- _WHAT YOU HAVE TO DO_: Gather up the lines with the word "document" in them.

[Dataset items]
- - - - - - -
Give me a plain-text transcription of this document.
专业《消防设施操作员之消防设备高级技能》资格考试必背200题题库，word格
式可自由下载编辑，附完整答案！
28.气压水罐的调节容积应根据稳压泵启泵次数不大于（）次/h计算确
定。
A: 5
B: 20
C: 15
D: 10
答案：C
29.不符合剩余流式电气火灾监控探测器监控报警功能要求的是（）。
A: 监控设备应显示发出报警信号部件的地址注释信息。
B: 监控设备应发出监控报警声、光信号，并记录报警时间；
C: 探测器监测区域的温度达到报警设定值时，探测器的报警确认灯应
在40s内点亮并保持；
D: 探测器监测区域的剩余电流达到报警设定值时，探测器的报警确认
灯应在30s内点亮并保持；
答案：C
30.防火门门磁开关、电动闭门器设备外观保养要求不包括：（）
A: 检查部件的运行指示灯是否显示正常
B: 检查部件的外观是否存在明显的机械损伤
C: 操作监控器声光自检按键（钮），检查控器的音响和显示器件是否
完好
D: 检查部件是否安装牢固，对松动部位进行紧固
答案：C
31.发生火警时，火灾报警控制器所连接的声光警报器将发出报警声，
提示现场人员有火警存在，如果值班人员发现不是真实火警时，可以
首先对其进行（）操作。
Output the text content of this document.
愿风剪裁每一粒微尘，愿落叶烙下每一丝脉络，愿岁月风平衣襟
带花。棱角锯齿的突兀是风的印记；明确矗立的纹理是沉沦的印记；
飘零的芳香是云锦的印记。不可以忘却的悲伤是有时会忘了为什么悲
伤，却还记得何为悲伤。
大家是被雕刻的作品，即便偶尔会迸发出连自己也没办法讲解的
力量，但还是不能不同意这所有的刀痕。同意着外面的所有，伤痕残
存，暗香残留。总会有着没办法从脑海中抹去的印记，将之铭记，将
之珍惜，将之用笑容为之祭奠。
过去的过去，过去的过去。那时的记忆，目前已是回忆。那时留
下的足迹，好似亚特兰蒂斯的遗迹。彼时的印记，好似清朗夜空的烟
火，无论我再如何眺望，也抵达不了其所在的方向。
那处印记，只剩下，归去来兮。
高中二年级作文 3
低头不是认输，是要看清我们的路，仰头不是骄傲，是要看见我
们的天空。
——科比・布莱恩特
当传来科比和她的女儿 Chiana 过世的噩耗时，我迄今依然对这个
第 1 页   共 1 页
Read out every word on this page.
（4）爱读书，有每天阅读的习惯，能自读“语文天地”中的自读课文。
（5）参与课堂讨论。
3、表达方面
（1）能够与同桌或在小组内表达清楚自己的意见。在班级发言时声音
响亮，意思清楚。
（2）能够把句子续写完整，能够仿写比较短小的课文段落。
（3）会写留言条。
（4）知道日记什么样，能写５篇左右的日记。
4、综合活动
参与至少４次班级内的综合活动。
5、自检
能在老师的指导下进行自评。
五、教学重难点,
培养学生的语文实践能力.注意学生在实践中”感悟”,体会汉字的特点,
- - - - - - -
- _RESULT OF THIS TASK_:
Give me a plain-text transcription of this document.
Output the text content of this document.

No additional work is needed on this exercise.